* WHAT YOU ARE ASKED TO DO
Scan the entries below. List each line with "closure".

^^^^^^^^

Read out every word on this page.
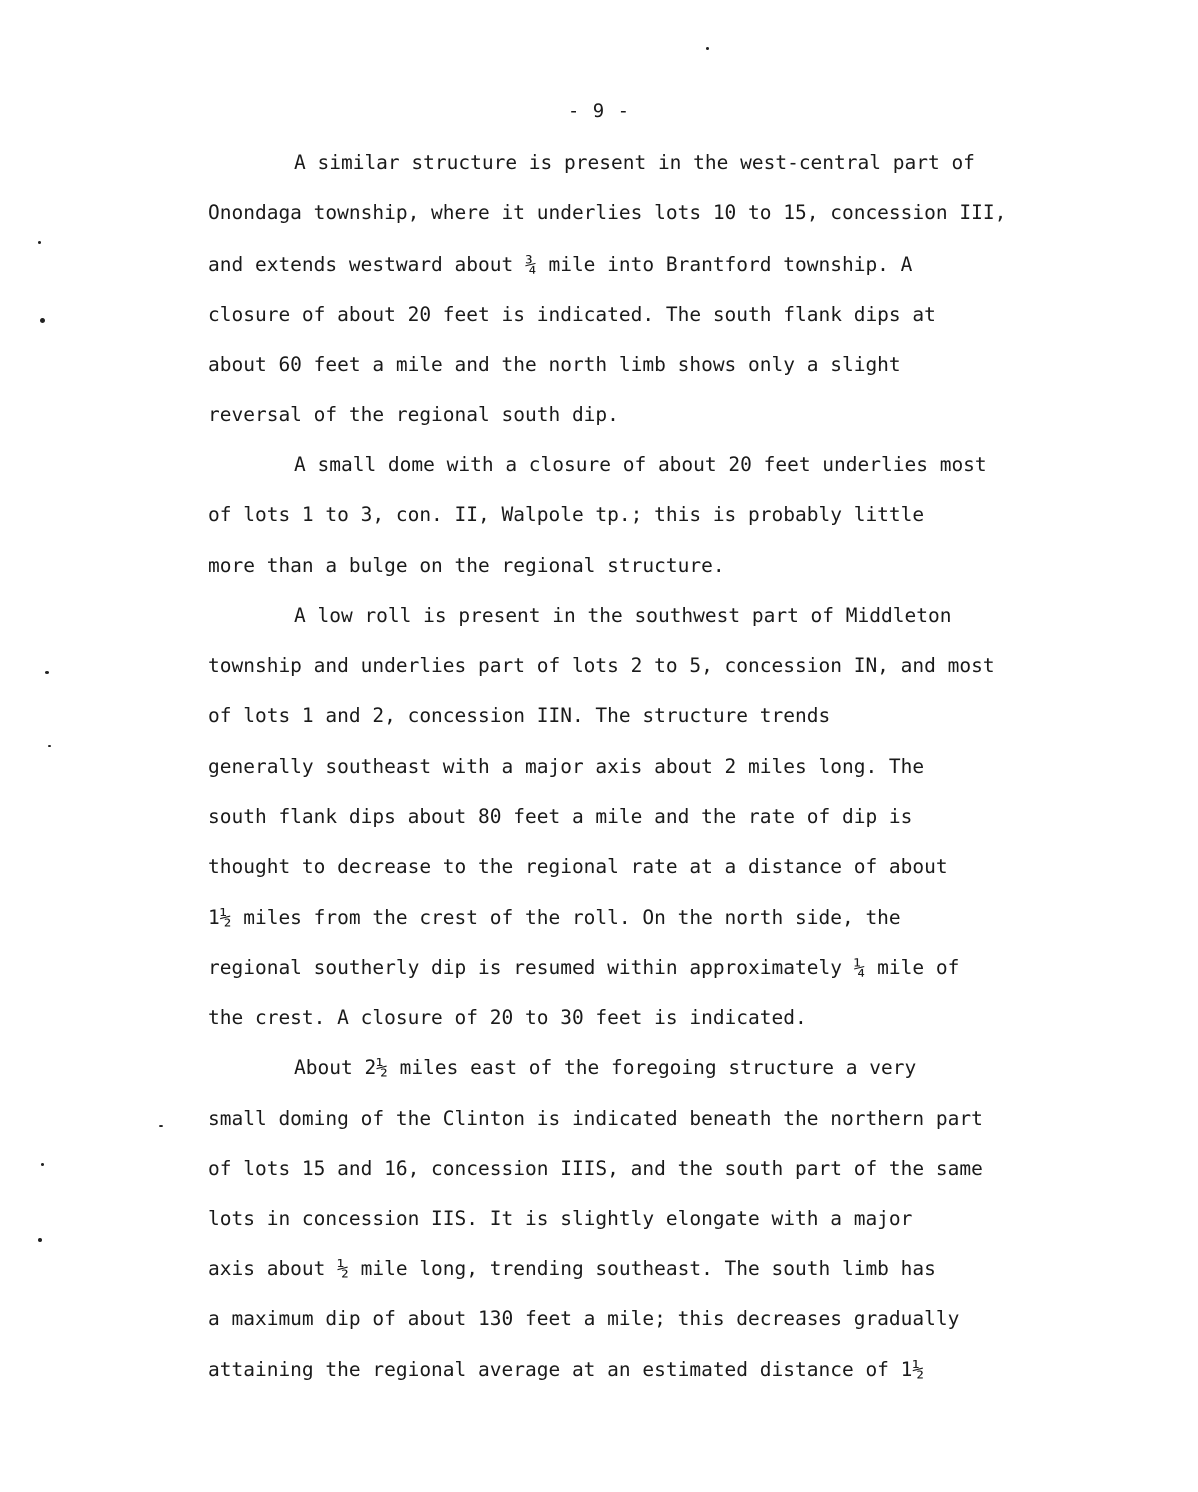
- 9 -
A similar structure is present in the west-central part of
Onondaga township, where it underlies lots 10 to 15, concession III,
and extends westward about ¾ mile into Brantford township. A
closure of about 20 feet is indicated. The south flank dips at
about 60 feet a mile and the north limb shows only a slight
reversal of the regional south dip.
A small dome with a closure of about 20 feet underlies most
of lots 1 to 3, con. II, Walpole tp.; this is probably little
more than a bulge on the regional structure.
A low roll is present in the southwest part of Middleton
township and underlies part of lots 2 to 5, concession IN, and most
of lots 1 and 2, concession IIN. The structure trends
generally southeast with a major axis about 2 miles long. The
south flank dips about 80 feet a mile and the rate of dip is
thought to decrease to the regional rate at a distance of about
1½ miles from the crest of the roll. On the north side, the
regional southerly dip is resumed within approximately ¼ mile of
the crest. A closure of 20 to 30 feet is indicated.
About 2½ miles east of the foregoing structure a very
small doming of the Clinton is indicated beneath the northern part
of lots 15 and 16, concession IIIS, and the south part of the same
lots in concession IIS. It is slightly elongate with a major
axis about ½ mile long, trending southeast. The south limb has
a maximum dip of about 130 feet a mile; this decreases gradually
attaining the regional average at an estimated distance of 1½
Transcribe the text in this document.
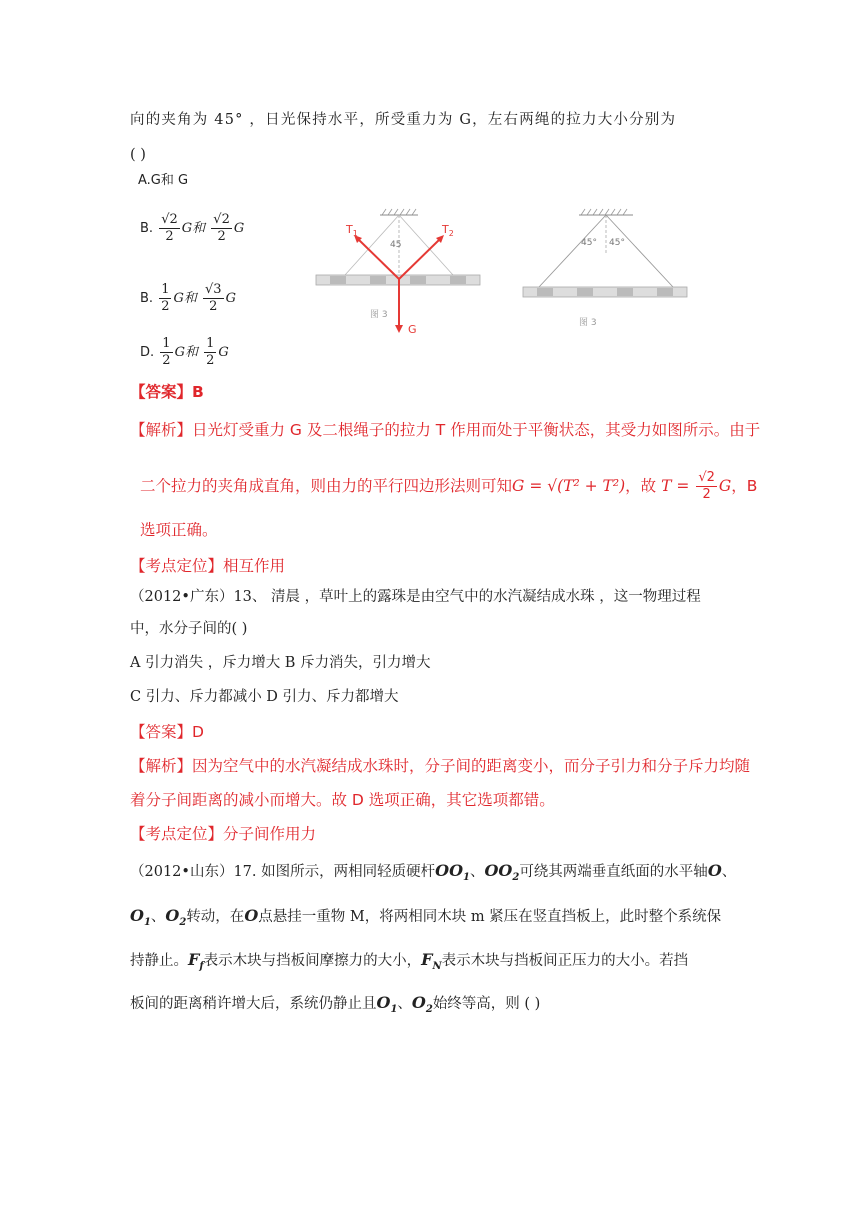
向的夹角为 45° ，日光保持水平，所受重力为 G，左右两绳的拉力大小分别为
( )
A.G和 G
B. $\frac{√2}{2}$ G和 $\frac{√2}{2}$ G
B. $\frac{1}{2}$ G和 $\frac{√3}{2}$ G
D. $\frac{1}{2}$ G和 $\frac{1}{2}$ G
45
$T_1$	$T_2$
G
图 3
45° 45°
图 3
【答案】B
【解析】日光灯受重力 G 及二根绳子的拉力 T 作用而处于平衡状态，其受力如图所示。由于
二个拉力的夹角成直角，则由力的平行四边形法则可知G = √(T² + T²)，故 $T = \frac{√2}{2}$ G，B
选项正确。
【考点定位】相互作用
（2012•广东）13、 清晨 ，草叶上的露珠是由空气中的水汽凝结成水珠 ，这一物理过程
中，水分子间的( )
A 引力消失 ，斥力增大 B 斥力消失，引力增大
C 引力、斥力都减小 D 引力、斥力都增大
【答案】D
【解析】因为空气中的水汽凝结成水珠时，分子间的距离变小，而分子引力和分子斥力均随
着分子间距离的减小而增大。故 D 选项正确，其它选项都错。
【考点定位】分子间作用力
（2012•山东）17. 如图所示，两相同轻质硬杆$OO_1$、$OO_2$可绕其两端垂直纸面的水平轴O、
$O_1$、$O_2$转动，在O点悬挂一重物 M，将两相同木块 m 紧压在竖直挡板上，此时整个系统保
持静止。$F_f$表示木块与挡板间摩擦力的大小，$F_N$表示木块与挡板间正压力的大小。若挡
板间的距离稍许增大后，系统仍静止且$O_1$、$O_2$始终等高，则 ( )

^^^^^^^^

* OUTPUT BELOW
closure of about 20 feet is indicated. The south flank dips at
A small dome with a closure of about 20 feet underlies most
the crest. A closure of 20 to 30 feet is indicated.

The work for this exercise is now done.